● **What needs to be done**: What follows is a set of entries. Give them again exactly, without the pictures.
◆ ◆ ◆ ◆ ◆ ◆ ◆
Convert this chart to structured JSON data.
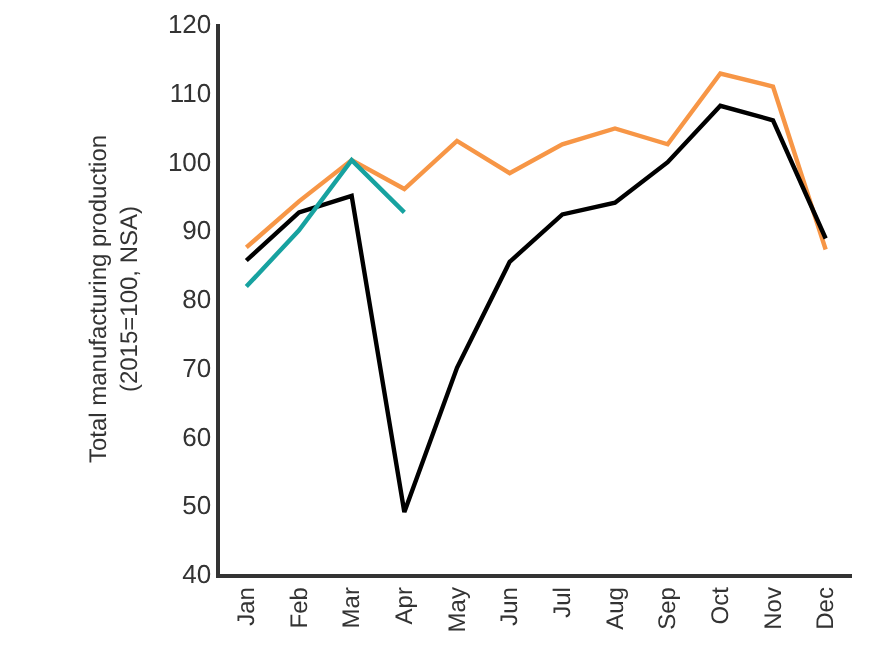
{
  "chart_data": {
    "type": "line",
    "ylabel": "Total manufacturing production\n(2015=100, NSA)",
    "categories": [
      "Jan",
      "Feb",
      "Mar",
      "Apr",
      "May",
      "Jun",
      "Jul",
      "Aug",
      "Sep",
      "Oct",
      "Nov",
      "Dec"
    ],
    "series": [
      {
        "color": "#f79646",
        "values": [
          87.5,
          94.2,
          100.2,
          96,
          103,
          98.3,
          102.5,
          104.8,
          102.5,
          112.8,
          110.9,
          87.2
        ]
      },
      {
        "color": "#000000",
        "values": [
          85.6,
          92.6,
          95,
          49,
          70,
          85.4,
          92.3,
          94,
          99.9,
          108.1,
          106,
          88.8
        ]
      },
      {
        "color": "#17a2a0",
        "values": [
          81.8,
          90,
          100.2,
          92.6,
          null,
          null,
          null,
          null,
          null,
          null,
          null,
          null
        ]
      }
    ],
    "ylim": [
      40,
      120
    ],
    "yticks": [
      40,
      50,
      60,
      70,
      80,
      90,
      100,
      110,
      120
    ],
    "grid": false,
    "marker": "none",
    "line_style": "solid"
  }
}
◆ ◆ ◆ ◆ ◆ ◆ ◆
● **Solved exercise**:
Convert this chart to structured JSON data.
{
  "chart_data": {
    "type": "line",
    "ylabel": "Total manufacturing production\n(2015=100, NSA)",
    "categories": [
      "Jan",
      "Feb",
      "Mar",
      "Apr",
      "May",
      "Jun",
      "Jul",
      "Aug",
      "Sep",
      "Oct",
      "Nov",
      "Dec"
    ],
    "series": [
      {
        "color": "#f79646",
        "values": [
          87.5,
          94.2,
          100.2,
          96,
          103,
          98.3,
          102.5,
          104.8,
          102.5,
          112.8,
          110.9,
          87.2
        ]
      },
      {
        "color": "#000000",
        "values": [
          85.6,
          92.6,
          95,
          49,
          70,
          85.4,
          92.3,
          94,
          99.9,
          108.1,
          106,
          88.8
        ]
      },
      {
        "color": "#17a2a0",
        "values": [
          81.8,
          90,
          100.2,
          92.6,
          null,
          null,
          null,
          null,
          null,
          null,
          null,
          null
        ]
      }
    ],
    "ylim": [
      40,
      120
    ],
    "yticks": [
      40,
      50,
      60,
      70,
      80,
      90,
      100,
      110,
      120
    ],
    "grid": false,
    "marker": "none",
    "line_style": "solid"
  }
}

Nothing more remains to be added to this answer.